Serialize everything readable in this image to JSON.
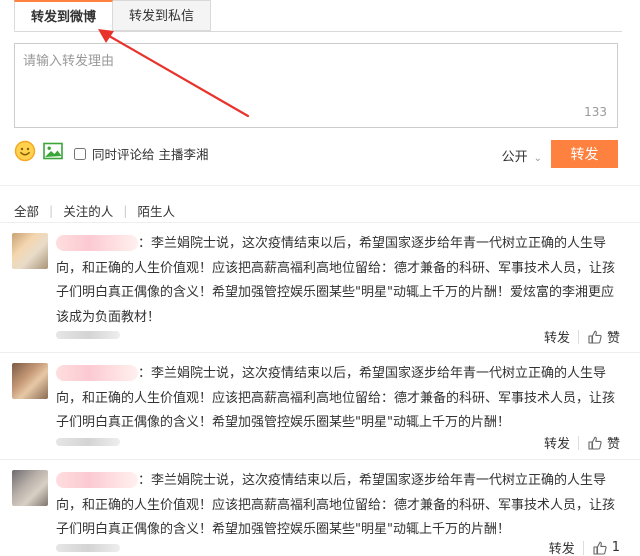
{
  "tabs": [
    {
      "label": "转发到微博",
      "active": true
    },
    {
      "label": "转发到私信",
      "active": false
    }
  ],
  "composer": {
    "placeholder": "请输入转发理由",
    "remaining": "133"
  },
  "toolbar": {
    "emoji_icon": "smiley-icon",
    "image_icon": "image-icon",
    "sync_label": "同时评论给 主播李湘",
    "sync_checked": false,
    "visibility": "公开",
    "submit_label": "转发"
  },
  "filters": [
    "全部",
    "关注的人",
    "陌生人"
  ],
  "comments": [
    {
      "text": "：李兰娟院士说，这次疫情结束以后，希望国家逐步给年青一代树立正确的人生导向，和正确的人生价值观！应该把高薪高福利高地位留给：德才兼备的科研、军事技术人员，让孩子们明白真正偶像的含义！希望加强管控娱乐圈某些\"明星\"动辄上千万的片酬！爱炫富的李湘更应该成为负面教材！",
      "repost": "转发",
      "like": "赞"
    },
    {
      "text": "：李兰娟院士说，这次疫情结束以后，希望国家逐步给年青一代树立正确的人生导向，和正确的人生价值观！应该把高薪高福利高地位留给：德才兼备的科研、军事技术人员，让孩子们明白真正偶像的含义！希望加强管控娱乐圈某些\"明星\"动辄上千万的片酬！",
      "repost": "转发",
      "like": "赞"
    },
    {
      "text": "：李兰娟院士说，这次疫情结束以后，希望国家逐步给年青一代树立正确的人生导向，和正确的人生价值观！应该把高薪高福利高地位留给：德才兼备的科研、军事技术人员，让孩子们明白真正偶像的含义！希望加强管控娱乐圈某些\"明星\"动辄上千万的片酬！",
      "repost": "转发",
      "like": "1"
    }
  ],
  "colors": {
    "accent": "#ff8140",
    "annotation_arrow": "#e8332c"
  }
}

- **What the task asks**
Give back every line exactly as it stands, pictures excluded.

- **Answer to the task**
Serialize everything readable in this image to JSON.
{
  "tabs": [
    {
      "label": "转发到微博",
      "active": true
    },
    {
      "label": "转发到私信",
      "active": false
    }
  ],
  "composer": {
    "placeholder": "请输入转发理由",
    "remaining": "133"
  },
  "toolbar": {
    "emoji_icon": "smiley-icon",
    "image_icon": "image-icon",
    "sync_label": "同时评论给 主播李湘",
    "sync_checked": false,
    "visibility": "公开",
    "submit_label": "转发"
  },
  "filters": [
    "全部",
    "关注的人",
    "陌生人"
  ],
  "comments": [
    {
      "text": "：李兰娟院士说，这次疫情结束以后，希望国家逐步给年青一代树立正确的人生导向，和正确的人生价值观！应该把高薪高福利高地位留给：德才兼备的科研、军事技术人员，让孩子们明白真正偶像的含义！希望加强管控娱乐圈某些\"明星\"动辄上千万的片酬！爱炫富的李湘更应该成为负面教材！",
      "repost": "转发",
      "like": "赞"
    },
    {
      "text": "：李兰娟院士说，这次疫情结束以后，希望国家逐步给年青一代树立正确的人生导向，和正确的人生价值观！应该把高薪高福利高地位留给：德才兼备的科研、军事技术人员，让孩子们明白真正偶像的含义！希望加强管控娱乐圈某些\"明星\"动辄上千万的片酬！",
      "repost": "转发",
      "like": "赞"
    },
    {
      "text": "：李兰娟院士说，这次疫情结束以后，希望国家逐步给年青一代树立正确的人生导向，和正确的人生价值观！应该把高薪高福利高地位留给：德才兼备的科研、军事技术人员，让孩子们明白真正偶像的含义！希望加强管控娱乐圈某些\"明星\"动辄上千万的片酬！",
      "repost": "转发",
      "like": "1"
    }
  ],
  "colors": {
    "accent": "#ff8140",
    "annotation_arrow": "#e8332c"
  }
}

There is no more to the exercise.